#### Instructions to follow:
Print the data exactly, leaving nothing out.

>> Start Records for the exercise

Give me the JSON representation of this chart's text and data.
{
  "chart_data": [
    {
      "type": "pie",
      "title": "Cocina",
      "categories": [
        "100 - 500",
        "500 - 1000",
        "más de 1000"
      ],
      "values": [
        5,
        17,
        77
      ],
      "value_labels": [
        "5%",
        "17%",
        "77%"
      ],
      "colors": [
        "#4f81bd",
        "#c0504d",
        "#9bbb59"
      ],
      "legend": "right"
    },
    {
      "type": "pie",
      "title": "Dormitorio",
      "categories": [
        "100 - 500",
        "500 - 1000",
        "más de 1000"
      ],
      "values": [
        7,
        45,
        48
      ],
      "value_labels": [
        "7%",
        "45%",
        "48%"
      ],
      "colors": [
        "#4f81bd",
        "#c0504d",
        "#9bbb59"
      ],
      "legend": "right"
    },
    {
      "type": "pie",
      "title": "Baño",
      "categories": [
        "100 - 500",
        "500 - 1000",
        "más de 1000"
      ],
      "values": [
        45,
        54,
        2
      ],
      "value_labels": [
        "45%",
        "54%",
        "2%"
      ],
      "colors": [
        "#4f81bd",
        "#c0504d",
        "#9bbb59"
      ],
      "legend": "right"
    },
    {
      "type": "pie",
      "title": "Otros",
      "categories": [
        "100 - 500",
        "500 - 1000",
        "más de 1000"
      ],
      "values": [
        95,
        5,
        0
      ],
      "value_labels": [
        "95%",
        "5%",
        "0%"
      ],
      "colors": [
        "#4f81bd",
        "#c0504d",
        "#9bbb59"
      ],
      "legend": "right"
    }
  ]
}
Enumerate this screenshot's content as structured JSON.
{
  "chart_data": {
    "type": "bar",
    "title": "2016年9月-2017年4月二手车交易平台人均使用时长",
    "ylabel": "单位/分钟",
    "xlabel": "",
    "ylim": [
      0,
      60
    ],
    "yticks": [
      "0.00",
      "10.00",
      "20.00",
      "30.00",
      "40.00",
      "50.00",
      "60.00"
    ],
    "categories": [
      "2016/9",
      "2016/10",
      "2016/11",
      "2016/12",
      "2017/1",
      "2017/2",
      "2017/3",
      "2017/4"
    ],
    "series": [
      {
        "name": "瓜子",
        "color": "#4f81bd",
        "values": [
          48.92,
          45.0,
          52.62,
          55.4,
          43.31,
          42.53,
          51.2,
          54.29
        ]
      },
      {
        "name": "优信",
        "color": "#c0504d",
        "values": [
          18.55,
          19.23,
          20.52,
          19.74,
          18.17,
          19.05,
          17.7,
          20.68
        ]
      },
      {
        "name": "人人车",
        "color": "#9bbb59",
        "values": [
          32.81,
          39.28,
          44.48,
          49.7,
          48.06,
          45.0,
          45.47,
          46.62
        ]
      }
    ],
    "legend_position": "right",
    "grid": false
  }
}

>> End Records for the exercise

#### Complete response:
Give me the JSON representation of this chart's text and data.
{
  "chart_data": [
    {
      "type": "pie",
      "title": "Cocina",
      "categories": [
        "100 - 500",
        "500 - 1000",
        "más de 1000"
      ],
      "values": [
        5,
        17,
        77
      ],
      "value_labels": [
        "5%",
        "17%",
        "77%"
      ],
      "colors": [
        "#4f81bd",
        "#c0504d",
        "#9bbb59"
      ],
      "legend": "right"
    },
    {
      "type": "pie",
      "title": "Dormitorio",
      "categories": [
        "100 - 500",
        "500 - 1000",
        "más de 1000"
      ],
      "values": [
        7,
        45,
        48
      ],
      "value_labels": [
        "7%",
        "45%",
        "48%"
      ],
      "colors": [
        "#4f81bd",
        "#c0504d",
        "#9bbb59"
      ],
      "legend": "right"
    },
    {
      "type": "pie",
      "title": "Baño",
      "categories": [
        "100 - 500",
        "500 - 1000",
        "más de 1000"
      ],
      "values": [
        45,
        54,
        2
      ],
      "value_labels": [
        "45%",
        "54%",
        "2%"
      ],
      "colors": [
        "#4f81bd",
        "#c0504d",
        "#9bbb59"
      ],
      "legend": "right"
    },
    {
      "type": "pie",
      "title": "Otros",
      "categories": [
        "100 - 500",
        "500 - 1000",
        "más de 1000"
      ],
      "values": [
        95,
        5,
        0
      ],
      "value_labels": [
        "95%",
        "5%",
        "0%"
      ],
      "colors": [
        "#4f81bd",
        "#c0504d",
        "#9bbb59"
      ],
      "legend": "right"
    }
  ]
}
Enumerate this screenshot's content as structured JSON.
{
  "chart_data": {
    "type": "bar",
    "title": "2016年9月-2017年4月二手车交易平台人均使用时长",
    "ylabel": "单位/分钟",
    "xlabel": "",
    "ylim": [
      0,
      60
    ],
    "yticks": [
      "0.00",
      "10.00",
      "20.00",
      "30.00",
      "40.00",
      "50.00",
      "60.00"
    ],
    "categories": [
      "2016/9",
      "2016/10",
      "2016/11",
      "2016/12",
      "2017/1",
      "2017/2",
      "2017/3",
      "2017/4"
    ],
    "series": [
      {
        "name": "瓜子",
        "color": "#4f81bd",
        "values": [
          48.92,
          45.0,
          52.62,
          55.4,
          43.31,
          42.53,
          51.2,
          54.29
        ]
      },
      {
        "name": "优信",
        "color": "#c0504d",
        "values": [
          18.55,
          19.23,
          20.52,
          19.74,
          18.17,
          19.05,
          17.7,
          20.68
        ]
      },
      {
        "name": "人人车",
        "color": "#9bbb59",
        "values": [
          32.81,
          39.28,
          44.48,
          49.7,
          48.06,
          45.0,
          45.47,
          46.62
        ]
      }
    ],
    "legend_position": "right",
    "grid": false
  }
}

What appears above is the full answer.